* [TASK DESCRIPTION] Identify each line in the records below that contains the word "offset", and copy it.

* [RECORDS SUPPLIED]
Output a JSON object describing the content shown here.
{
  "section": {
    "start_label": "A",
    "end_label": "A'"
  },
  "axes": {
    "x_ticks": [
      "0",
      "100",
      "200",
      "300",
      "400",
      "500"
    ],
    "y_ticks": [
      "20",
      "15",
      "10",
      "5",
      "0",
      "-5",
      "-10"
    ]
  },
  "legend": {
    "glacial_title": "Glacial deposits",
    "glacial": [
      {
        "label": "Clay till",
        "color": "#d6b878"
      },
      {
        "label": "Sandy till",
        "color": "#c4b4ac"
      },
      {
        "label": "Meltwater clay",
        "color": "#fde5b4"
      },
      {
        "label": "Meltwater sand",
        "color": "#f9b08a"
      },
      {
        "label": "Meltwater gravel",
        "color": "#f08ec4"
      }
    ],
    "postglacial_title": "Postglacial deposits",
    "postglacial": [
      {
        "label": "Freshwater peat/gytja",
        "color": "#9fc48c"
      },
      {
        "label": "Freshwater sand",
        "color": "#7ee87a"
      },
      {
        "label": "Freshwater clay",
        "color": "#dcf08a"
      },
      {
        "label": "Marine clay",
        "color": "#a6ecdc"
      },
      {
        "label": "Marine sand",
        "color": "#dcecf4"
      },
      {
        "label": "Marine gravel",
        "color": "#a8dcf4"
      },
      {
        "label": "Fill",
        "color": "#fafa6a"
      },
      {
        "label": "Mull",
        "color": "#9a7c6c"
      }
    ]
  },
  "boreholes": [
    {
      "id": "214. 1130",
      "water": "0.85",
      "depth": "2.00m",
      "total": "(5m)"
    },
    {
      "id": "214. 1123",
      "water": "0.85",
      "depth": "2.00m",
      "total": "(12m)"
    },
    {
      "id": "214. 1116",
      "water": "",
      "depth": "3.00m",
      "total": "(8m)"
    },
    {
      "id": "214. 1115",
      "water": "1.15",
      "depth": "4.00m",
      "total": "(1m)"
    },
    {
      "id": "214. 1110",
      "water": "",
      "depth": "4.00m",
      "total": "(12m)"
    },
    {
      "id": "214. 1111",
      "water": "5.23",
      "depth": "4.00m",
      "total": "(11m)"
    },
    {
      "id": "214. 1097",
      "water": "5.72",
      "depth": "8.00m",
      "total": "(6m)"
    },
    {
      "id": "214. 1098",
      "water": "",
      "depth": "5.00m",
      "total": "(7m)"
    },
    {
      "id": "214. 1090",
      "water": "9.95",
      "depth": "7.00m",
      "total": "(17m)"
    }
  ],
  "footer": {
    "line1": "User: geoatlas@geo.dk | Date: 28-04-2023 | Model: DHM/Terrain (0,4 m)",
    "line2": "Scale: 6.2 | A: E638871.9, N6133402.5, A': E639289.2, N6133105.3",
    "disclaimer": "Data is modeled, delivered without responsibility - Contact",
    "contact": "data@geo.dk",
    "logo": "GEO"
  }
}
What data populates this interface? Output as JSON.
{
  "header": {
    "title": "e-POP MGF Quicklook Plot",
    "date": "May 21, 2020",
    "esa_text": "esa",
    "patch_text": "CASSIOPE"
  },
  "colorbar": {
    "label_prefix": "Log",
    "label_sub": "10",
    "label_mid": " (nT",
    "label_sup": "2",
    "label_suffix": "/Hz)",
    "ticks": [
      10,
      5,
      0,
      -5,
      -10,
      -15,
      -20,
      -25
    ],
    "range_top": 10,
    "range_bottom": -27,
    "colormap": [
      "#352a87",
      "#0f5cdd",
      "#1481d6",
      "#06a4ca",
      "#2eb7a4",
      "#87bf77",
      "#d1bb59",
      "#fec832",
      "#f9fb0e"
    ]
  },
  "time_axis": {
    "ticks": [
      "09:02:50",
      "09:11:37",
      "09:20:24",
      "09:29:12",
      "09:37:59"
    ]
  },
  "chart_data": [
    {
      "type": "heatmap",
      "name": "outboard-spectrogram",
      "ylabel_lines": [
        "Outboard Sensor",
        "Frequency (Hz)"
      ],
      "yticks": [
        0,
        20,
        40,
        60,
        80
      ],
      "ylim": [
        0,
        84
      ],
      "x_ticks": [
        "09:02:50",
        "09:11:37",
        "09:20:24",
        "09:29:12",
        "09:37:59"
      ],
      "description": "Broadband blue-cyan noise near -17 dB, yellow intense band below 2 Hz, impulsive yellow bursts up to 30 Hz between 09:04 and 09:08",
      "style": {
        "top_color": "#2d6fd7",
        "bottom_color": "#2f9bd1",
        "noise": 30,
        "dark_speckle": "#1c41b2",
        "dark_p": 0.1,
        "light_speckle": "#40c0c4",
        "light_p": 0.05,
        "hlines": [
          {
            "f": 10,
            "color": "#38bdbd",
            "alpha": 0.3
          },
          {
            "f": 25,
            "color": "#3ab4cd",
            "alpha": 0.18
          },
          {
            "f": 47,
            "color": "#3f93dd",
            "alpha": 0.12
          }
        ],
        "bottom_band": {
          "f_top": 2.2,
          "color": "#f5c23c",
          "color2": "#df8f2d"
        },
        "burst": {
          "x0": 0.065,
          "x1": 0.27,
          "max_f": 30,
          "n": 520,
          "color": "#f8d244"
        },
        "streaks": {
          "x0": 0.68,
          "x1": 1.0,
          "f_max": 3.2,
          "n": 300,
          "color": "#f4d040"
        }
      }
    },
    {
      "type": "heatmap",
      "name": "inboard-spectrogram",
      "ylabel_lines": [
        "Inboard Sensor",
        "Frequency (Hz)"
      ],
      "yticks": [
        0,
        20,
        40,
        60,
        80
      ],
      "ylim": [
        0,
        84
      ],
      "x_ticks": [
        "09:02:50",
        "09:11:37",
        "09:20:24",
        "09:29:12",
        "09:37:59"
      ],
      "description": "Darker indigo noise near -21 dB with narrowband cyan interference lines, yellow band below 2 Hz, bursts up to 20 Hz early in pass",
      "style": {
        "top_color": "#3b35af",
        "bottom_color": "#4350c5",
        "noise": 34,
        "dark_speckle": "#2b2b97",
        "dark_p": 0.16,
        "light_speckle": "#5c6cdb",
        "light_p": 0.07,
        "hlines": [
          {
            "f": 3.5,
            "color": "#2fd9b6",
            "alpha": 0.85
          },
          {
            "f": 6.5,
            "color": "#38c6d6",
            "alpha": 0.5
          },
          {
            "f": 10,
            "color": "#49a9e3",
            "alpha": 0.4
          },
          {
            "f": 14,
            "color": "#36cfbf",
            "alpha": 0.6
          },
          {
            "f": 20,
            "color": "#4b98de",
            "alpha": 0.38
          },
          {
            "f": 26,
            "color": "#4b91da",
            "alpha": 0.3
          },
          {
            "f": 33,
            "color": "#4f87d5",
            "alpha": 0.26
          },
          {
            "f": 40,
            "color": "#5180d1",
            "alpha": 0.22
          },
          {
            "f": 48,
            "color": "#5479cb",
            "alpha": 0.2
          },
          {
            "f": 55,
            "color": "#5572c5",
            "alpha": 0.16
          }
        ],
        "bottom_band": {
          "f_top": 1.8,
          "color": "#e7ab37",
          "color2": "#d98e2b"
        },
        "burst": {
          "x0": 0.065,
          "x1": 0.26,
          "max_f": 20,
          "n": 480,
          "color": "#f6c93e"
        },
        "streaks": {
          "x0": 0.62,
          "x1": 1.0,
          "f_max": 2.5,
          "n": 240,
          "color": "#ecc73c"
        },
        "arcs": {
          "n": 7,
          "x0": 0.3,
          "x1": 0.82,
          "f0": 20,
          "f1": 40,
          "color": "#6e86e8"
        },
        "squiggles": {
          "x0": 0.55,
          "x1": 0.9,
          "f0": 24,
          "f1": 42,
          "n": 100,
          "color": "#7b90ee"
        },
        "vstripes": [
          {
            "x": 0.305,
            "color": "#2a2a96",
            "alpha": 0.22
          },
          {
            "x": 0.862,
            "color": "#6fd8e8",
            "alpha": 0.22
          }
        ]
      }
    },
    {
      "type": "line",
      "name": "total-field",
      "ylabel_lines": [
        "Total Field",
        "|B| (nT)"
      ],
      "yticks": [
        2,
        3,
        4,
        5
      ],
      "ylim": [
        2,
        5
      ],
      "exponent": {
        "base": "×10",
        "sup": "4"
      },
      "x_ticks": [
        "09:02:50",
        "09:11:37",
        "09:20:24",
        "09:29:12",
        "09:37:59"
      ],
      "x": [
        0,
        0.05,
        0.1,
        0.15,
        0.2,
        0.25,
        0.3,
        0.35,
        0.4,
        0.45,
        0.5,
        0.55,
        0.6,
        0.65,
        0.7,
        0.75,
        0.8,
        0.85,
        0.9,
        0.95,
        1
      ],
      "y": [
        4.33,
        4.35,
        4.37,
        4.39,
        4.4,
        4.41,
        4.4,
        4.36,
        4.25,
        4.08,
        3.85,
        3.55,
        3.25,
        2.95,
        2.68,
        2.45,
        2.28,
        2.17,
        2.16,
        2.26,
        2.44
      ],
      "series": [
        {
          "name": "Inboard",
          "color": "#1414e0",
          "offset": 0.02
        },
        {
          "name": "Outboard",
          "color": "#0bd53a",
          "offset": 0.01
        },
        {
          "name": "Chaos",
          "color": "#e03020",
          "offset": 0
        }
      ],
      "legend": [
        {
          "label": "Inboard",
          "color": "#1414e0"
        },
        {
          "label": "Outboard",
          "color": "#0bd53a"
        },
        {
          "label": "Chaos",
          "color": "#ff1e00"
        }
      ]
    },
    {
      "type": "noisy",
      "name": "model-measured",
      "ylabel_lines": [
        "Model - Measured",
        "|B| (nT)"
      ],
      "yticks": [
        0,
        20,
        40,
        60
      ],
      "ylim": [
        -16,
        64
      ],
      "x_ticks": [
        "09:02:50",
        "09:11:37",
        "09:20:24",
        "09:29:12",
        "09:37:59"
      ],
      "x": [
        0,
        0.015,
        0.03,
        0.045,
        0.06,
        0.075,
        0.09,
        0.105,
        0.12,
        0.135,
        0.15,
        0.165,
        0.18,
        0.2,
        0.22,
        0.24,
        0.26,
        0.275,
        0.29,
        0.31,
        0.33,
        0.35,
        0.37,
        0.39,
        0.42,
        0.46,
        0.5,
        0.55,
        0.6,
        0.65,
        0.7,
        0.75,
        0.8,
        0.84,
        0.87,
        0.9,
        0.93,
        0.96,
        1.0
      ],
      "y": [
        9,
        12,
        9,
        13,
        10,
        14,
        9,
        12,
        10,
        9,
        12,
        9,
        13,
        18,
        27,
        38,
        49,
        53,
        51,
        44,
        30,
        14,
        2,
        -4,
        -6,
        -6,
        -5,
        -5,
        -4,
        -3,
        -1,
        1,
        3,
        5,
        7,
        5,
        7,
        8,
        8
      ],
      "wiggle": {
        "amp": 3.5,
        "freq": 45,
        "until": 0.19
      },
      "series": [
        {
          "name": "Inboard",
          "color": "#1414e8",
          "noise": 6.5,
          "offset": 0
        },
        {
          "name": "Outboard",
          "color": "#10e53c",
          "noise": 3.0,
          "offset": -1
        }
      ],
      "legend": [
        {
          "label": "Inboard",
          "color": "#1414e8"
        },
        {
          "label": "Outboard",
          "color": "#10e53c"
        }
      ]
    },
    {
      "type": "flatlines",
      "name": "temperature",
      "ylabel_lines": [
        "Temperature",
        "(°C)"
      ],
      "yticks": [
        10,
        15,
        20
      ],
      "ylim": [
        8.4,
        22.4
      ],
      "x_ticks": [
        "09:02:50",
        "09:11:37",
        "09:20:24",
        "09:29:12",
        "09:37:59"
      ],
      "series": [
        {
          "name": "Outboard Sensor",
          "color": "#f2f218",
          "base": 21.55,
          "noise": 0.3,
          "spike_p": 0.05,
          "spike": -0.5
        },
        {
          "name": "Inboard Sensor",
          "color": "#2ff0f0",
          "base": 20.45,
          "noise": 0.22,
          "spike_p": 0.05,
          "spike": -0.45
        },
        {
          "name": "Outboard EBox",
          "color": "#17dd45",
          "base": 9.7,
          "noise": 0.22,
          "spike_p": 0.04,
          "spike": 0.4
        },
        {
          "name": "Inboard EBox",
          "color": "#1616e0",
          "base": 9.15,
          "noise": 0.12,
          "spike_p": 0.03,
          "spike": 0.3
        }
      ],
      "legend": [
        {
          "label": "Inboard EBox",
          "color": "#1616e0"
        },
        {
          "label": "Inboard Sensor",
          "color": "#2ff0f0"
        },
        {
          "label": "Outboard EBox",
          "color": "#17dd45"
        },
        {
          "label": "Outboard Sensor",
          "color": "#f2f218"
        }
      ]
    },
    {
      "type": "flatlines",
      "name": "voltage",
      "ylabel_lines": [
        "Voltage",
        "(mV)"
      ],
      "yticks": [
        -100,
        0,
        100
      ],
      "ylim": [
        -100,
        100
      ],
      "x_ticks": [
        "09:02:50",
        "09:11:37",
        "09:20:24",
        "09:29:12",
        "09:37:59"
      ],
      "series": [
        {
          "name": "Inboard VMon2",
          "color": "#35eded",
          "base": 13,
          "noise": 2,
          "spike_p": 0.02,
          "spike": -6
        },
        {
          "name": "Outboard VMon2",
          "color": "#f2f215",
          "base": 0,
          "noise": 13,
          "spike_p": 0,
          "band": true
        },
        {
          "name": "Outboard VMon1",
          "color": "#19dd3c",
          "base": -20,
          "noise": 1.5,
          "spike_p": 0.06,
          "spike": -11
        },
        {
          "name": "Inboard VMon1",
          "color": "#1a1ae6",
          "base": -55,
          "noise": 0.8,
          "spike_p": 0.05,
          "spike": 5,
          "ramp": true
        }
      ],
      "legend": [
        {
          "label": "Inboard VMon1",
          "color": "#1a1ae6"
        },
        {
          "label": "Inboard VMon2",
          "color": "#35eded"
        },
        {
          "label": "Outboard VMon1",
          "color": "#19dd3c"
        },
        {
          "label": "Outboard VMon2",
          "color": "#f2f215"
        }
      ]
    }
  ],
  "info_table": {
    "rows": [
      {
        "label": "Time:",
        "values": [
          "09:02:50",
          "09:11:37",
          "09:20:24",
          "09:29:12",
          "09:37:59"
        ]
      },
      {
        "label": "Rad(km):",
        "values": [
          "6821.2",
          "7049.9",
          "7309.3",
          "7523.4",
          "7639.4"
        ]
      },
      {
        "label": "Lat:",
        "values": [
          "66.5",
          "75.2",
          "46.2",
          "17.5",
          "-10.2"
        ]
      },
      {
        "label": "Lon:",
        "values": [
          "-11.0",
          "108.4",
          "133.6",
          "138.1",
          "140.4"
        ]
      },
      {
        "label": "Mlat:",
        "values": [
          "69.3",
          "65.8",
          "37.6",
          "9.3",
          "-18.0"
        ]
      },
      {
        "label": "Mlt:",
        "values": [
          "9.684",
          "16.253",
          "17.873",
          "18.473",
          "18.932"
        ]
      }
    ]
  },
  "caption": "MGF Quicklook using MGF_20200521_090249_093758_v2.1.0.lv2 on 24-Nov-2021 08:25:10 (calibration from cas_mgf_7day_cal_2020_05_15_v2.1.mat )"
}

* [RESULT FOR THIS TASK]
          "offset": 0.02
          "offset": 0.01
          "offset": 0
          "offset": 0
          "offset": -1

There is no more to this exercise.